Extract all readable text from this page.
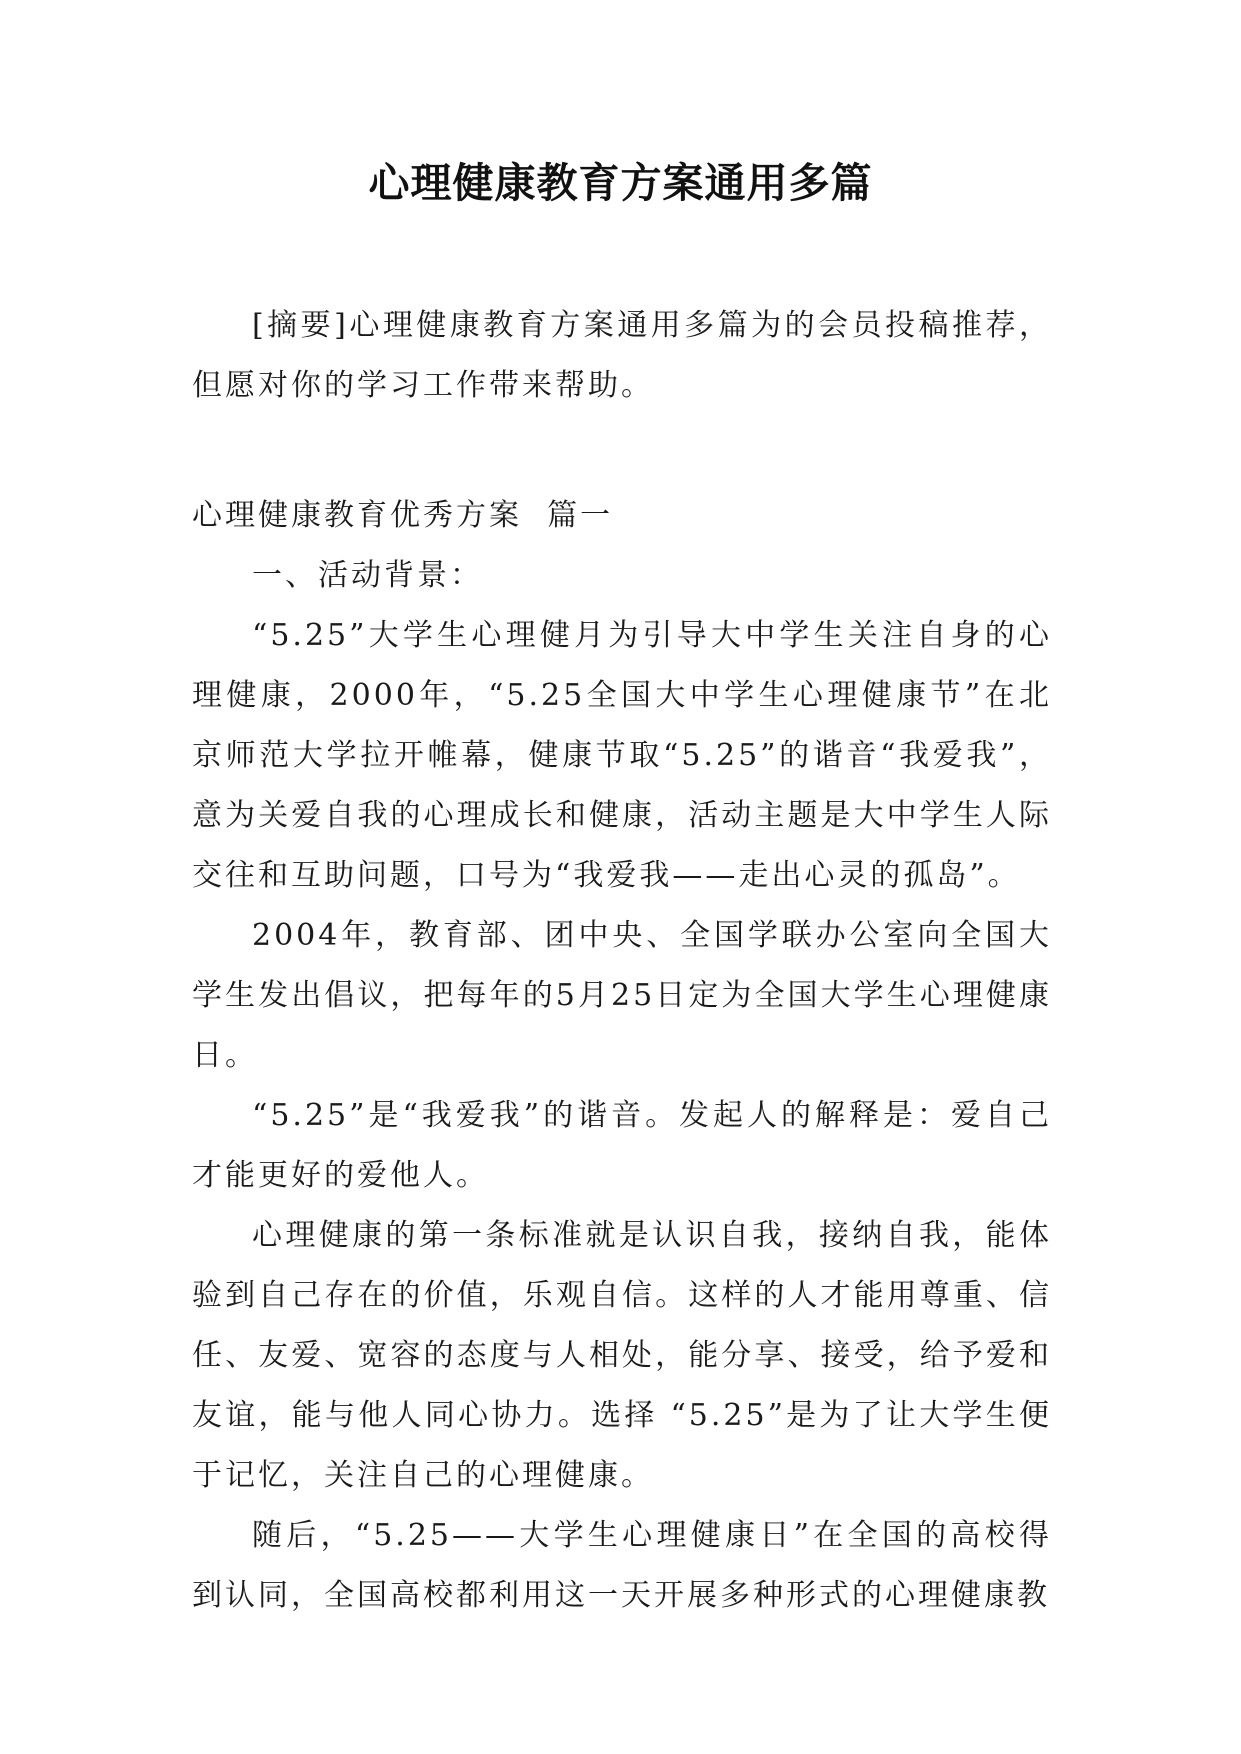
心理健康教育方案通用多篇

[摘要]心理健康教育方案通用多篇为的会员投稿推荐，但愿对你的学习工作带来帮助。

心理健康教育优秀方案  篇一

一、活动背景：

“5.25”大学生心理健月为引导大中学生关注自身的心理健康，2000年，“5.25全国大中学生心理健康节”在北京师范大学拉开帷幕，健康节取“5.25”的谐音“我爱我”，意为关爱自我的心理成长和健康，活动主题是大中学生人际交往和互助问题，口号为“我爱我——走出心灵的孤岛”。

2004年，教育部、团中央、全国学联办公室向全国大学生发出倡议，把每年的5月25日定为全国大学生心理健康日。

“5.25”是“我爱我”的谐音。发起人的解释是：爱自己才能更好的爱他人。

心理健康的第一条标准就是认识自我，接纳自我，能体验到自己存在的价值，乐观自信。这样的人才能用尊重、信任、友爱、宽容的态度与人相处，能分享、接受，给予爱和友谊，能与他人同心协力。选择 “5.25”是为了让大学生便于记忆，关注自己的心理健康。

随后，“5.25——大学生心理健康日”在全国的高校得到认同，全国高校都利用这一天开展多种形式的心理健康教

= = = =

### WORK TO DO:
Go through the data above and transcribe it in full, omitting any image.

### SOLUTION TO THIS PROBLEM:
Extract all readable text from this page.
心理健康教育方案通用多篇

[摘要]心理健康教育方案通用多篇为的会员投稿推荐，但愿对你的学习工作带来帮助。

心理健康教育优秀方案  篇一

一、活动背景：

“5.25”大学生心理健月为引导大中学生关注自身的心理健康，2000年，“5.25全国大中学生心理健康节”在北京师范大学拉开帷幕，健康节取“5.25”的谐音“我爱我”，意为关爱自我的心理成长和健康，活动主题是大中学生人际交往和互助问题，口号为“我爱我——走出心灵的孤岛”。

2004年，教育部、团中央、全国学联办公室向全国大学生发出倡议，把每年的5月25日定为全国大学生心理健康日。

“5.25”是“我爱我”的谐音。发起人的解释是：爱自己才能更好的爱他人。

心理健康的第一条标准就是认识自我，接纳自我，能体验到自己存在的价值，乐观自信。这样的人才能用尊重、信任、友爱、宽容的态度与人相处，能分享、接受，给予爱和友谊，能与他人同心协力。选择 “5.25”是为了让大学生便于记忆，关注自己的心理健康。

随后，“5.25——大学生心理健康日”在全国的高校得到认同，全国高校都利用这一天开展多种形式的心理健康教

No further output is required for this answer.